# EXERCISE DIRECTIONS
Reproduce verbatim the lines in the items below that start with the line containing "power-term: 21 (171, 264, 196, 290)" and end with the line containing "formula-base: 10 (248, 644, 277, 669)", including both of those lines.

# GIVEN DATA
▽
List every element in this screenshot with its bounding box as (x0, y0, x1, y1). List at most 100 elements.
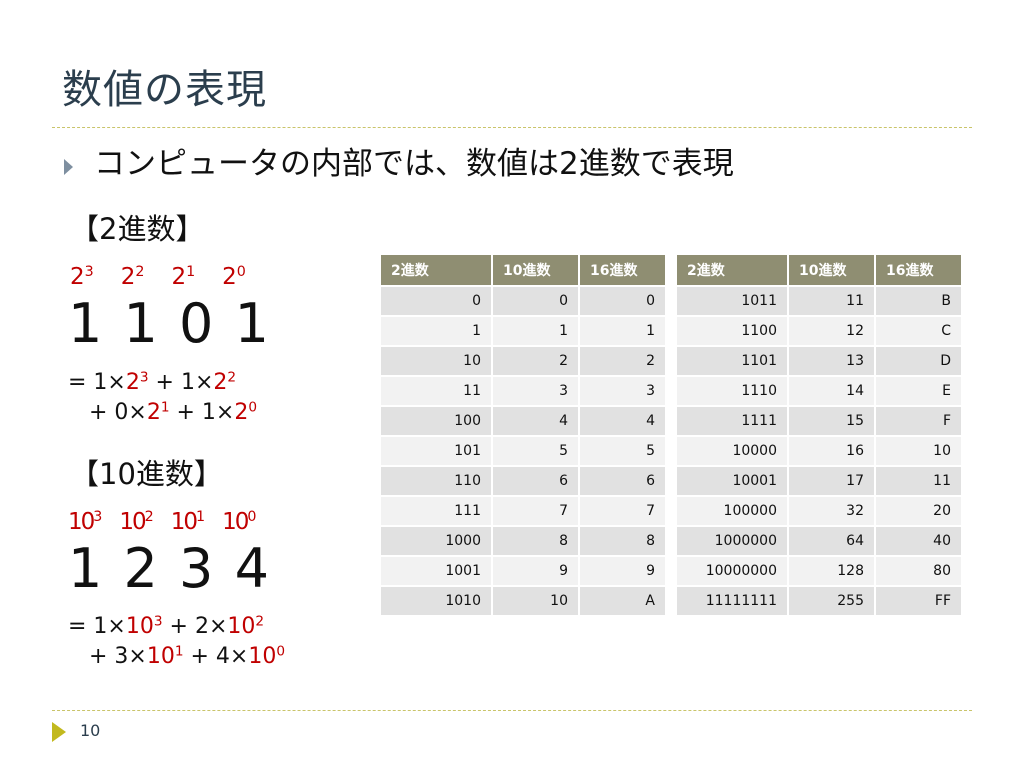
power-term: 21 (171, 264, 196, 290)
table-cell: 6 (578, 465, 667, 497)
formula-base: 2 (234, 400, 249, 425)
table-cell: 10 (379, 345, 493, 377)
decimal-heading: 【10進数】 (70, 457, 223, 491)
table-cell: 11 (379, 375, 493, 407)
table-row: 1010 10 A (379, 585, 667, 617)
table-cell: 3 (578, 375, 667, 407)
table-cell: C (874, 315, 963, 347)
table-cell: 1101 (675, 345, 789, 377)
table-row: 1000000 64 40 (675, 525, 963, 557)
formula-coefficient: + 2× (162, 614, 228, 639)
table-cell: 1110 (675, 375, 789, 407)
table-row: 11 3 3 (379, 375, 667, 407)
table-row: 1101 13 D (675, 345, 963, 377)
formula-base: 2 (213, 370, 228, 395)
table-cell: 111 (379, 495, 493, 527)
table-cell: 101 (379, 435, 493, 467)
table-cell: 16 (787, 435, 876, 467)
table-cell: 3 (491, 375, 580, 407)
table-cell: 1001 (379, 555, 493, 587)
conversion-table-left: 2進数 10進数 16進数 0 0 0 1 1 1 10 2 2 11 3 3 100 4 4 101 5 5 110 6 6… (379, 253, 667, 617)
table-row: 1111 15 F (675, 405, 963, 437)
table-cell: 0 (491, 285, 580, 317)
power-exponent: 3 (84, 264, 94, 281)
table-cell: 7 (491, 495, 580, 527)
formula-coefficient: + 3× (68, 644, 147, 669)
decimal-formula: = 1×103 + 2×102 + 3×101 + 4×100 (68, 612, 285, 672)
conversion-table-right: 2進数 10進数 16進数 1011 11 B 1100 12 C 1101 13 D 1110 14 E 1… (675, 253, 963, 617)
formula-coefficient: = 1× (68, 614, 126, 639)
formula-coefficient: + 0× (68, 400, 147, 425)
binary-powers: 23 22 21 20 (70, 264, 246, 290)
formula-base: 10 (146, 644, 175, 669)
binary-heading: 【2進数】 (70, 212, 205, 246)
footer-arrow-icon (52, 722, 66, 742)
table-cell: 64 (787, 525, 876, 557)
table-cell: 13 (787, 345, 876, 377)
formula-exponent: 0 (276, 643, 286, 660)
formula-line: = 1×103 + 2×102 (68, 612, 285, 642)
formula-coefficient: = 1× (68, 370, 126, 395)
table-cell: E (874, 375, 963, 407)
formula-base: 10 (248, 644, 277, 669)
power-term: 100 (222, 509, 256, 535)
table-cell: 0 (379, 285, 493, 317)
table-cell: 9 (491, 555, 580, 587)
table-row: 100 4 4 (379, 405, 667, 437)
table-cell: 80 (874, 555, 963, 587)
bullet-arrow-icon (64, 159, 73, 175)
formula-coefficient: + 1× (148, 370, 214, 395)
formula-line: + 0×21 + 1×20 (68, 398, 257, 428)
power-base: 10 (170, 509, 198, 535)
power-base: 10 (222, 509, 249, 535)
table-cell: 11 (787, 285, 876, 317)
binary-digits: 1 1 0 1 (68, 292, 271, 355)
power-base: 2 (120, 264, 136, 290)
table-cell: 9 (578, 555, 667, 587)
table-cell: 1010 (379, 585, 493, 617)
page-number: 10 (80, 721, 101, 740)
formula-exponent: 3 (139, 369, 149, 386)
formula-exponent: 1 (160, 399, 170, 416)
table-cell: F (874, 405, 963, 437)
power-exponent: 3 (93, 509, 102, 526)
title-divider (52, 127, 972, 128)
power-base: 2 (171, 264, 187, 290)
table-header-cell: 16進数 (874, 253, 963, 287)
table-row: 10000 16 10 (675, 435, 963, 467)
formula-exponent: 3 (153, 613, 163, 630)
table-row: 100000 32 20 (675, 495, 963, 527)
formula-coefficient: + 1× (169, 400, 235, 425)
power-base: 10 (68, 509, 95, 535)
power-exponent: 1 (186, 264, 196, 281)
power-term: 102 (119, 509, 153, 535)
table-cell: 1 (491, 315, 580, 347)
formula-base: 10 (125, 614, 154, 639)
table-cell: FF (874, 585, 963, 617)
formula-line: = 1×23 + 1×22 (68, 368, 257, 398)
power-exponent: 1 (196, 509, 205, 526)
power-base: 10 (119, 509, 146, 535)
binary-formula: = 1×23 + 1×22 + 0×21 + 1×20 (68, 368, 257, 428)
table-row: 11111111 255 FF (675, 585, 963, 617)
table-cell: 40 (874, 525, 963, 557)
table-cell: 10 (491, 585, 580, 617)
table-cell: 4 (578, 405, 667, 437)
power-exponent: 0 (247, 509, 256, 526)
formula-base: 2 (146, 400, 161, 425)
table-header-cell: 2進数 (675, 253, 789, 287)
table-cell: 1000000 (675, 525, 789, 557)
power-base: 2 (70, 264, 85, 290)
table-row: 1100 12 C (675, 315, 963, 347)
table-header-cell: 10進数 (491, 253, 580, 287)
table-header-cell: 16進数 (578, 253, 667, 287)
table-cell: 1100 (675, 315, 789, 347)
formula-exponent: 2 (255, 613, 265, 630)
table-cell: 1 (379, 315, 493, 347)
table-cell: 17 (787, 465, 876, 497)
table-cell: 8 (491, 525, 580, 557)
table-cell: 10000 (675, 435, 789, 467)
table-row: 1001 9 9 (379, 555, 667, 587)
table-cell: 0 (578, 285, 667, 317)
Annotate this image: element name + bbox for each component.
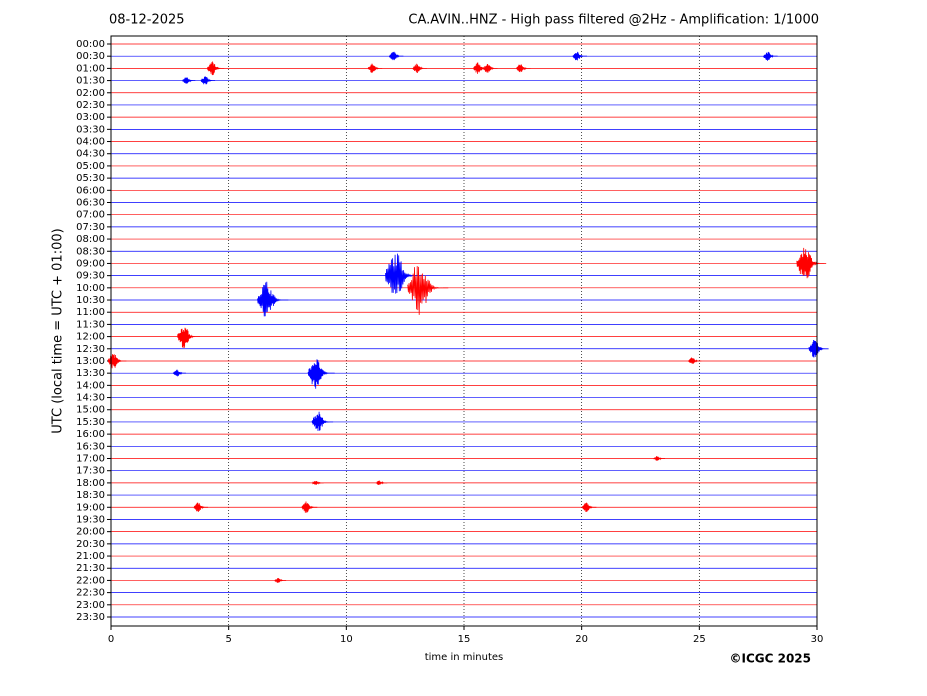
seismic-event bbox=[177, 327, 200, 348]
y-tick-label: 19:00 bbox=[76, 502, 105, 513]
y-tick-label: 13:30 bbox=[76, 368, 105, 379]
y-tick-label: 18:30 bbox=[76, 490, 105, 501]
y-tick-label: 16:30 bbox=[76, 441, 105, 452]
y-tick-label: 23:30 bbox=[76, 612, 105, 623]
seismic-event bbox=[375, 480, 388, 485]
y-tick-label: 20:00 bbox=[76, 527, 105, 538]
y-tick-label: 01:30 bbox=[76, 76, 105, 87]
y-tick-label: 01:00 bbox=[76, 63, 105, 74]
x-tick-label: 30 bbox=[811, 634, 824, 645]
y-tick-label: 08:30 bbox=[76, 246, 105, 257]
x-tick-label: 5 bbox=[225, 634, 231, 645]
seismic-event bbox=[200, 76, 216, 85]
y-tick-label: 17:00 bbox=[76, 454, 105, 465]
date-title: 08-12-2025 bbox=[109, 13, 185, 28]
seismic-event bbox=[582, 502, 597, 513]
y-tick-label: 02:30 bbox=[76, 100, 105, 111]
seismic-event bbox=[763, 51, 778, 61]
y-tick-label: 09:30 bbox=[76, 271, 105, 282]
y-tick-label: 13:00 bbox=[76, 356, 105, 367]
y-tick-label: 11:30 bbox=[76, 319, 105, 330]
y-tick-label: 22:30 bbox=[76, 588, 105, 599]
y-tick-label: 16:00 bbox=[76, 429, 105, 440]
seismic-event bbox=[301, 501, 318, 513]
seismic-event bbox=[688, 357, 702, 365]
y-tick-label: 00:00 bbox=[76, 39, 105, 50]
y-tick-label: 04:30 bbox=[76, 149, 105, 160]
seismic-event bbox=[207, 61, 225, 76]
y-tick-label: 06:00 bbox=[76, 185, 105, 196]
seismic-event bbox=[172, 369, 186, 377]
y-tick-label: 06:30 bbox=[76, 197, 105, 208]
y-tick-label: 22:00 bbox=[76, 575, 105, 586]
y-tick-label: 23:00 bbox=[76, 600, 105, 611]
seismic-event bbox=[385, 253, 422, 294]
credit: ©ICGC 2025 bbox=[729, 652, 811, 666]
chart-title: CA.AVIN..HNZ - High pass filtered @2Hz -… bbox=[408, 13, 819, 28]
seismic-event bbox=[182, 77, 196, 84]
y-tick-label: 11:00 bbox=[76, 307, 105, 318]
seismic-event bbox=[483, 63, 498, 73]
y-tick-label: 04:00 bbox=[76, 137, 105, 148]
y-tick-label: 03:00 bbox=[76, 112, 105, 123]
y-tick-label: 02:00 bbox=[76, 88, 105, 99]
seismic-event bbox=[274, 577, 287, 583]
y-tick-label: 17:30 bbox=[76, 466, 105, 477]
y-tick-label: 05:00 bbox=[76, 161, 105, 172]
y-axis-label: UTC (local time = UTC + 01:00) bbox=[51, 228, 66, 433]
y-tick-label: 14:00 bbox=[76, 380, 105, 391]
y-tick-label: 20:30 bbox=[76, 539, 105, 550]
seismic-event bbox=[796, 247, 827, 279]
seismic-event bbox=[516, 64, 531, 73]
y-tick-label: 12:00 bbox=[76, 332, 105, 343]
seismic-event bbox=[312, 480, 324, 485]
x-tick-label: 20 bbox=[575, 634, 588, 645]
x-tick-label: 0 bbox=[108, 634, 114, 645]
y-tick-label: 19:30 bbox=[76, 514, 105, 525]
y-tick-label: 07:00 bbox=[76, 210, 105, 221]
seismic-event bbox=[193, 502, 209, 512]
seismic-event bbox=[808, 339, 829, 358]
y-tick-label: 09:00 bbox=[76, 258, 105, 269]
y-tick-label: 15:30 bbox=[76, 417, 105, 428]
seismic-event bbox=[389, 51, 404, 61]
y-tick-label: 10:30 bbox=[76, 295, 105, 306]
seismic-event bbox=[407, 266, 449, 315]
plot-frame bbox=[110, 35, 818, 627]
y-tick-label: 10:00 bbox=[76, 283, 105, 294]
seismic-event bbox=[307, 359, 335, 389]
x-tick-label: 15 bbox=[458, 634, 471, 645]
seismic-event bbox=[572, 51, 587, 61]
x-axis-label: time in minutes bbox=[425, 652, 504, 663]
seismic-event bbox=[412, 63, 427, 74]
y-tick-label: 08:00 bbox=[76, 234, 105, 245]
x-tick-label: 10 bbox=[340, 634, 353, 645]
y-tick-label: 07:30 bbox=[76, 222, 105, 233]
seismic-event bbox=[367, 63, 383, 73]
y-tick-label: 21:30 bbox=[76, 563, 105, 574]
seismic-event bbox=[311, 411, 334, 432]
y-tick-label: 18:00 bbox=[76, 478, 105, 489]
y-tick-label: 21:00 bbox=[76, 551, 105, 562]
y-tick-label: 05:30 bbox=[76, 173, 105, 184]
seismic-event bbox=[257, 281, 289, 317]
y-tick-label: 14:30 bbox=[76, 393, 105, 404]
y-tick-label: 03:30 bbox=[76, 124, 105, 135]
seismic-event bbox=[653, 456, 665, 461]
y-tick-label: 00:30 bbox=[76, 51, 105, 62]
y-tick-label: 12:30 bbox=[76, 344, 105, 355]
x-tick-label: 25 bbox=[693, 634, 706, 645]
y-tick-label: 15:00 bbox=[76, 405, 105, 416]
△
# TASK OUTPUT
power-term: 21 (171, 264, 196, 290)
table-cell: 6 (578, 465, 667, 497)
formula-base: 2 (234, 400, 249, 425)
table-cell: 10 (379, 345, 493, 377)
decimal-heading: 【10進数】 (70, 457, 223, 491)
table-cell: 11 (379, 375, 493, 407)
table-row: 1010 10 A (379, 585, 667, 617)
table-cell: 3 (578, 375, 667, 407)
table-cell: C (874, 315, 963, 347)
table-cell: 1101 (675, 345, 789, 377)
table-row: 1000000 64 40 (675, 525, 963, 557)
formula-coefficient: + 2× (162, 614, 228, 639)
table-cell: 1110 (675, 375, 789, 407)
table-row: 11 3 3 (379, 375, 667, 407)
table-row: 1101 13 D (675, 345, 963, 377)
formula-base: 2 (213, 370, 228, 395)
table-cell: 111 (379, 495, 493, 527)
table-cell: 101 (379, 435, 493, 467)
table-cell: 16 (787, 435, 876, 467)
table-cell: 3 (491, 375, 580, 407)
table-cell: 1001 (379, 555, 493, 587)
conversion-table-left: 2進数 10進数 16進数 0 0 0 1 1 1 10 2 2 11 3 3 100 4 4 101 5 5 110 6 6… (379, 253, 667, 617)
table-row: 1111 15 F (675, 405, 963, 437)
table-cell: 0 (491, 285, 580, 317)
power-exponent: 3 (84, 264, 94, 281)
table-cell: 7 (491, 495, 580, 527)
formula-coefficient: + 3× (68, 644, 147, 669)
decimal-formula: = 1×103 + 2×102 + 3×101 + 4×100 (68, 612, 285, 672)
conversion-table-right: 2進数 10進数 16進数 1011 11 B 1100 12 C 1101 13 D 1110 14 E 1… (675, 253, 963, 617)
formula-coefficient: = 1× (68, 614, 126, 639)
formula-coefficient: + 0× (68, 400, 147, 425)
binary-powers: 23 22 21 20 (70, 264, 246, 290)
formula-base: 10 (146, 644, 175, 669)
binary-heading: 【2進数】 (70, 212, 205, 246)
footer-arrow-icon (52, 722, 66, 742)
table-cell: 64 (787, 525, 876, 557)
table-cell: 13 (787, 345, 876, 377)
formula-exponent: 0 (276, 643, 286, 660)
formula-line: = 1×103 + 2×102 (68, 612, 285, 642)
formula-coefficient: = 1× (68, 370, 126, 395)
table-cell: E (874, 375, 963, 407)
formula-base: 10 (248, 644, 277, 669)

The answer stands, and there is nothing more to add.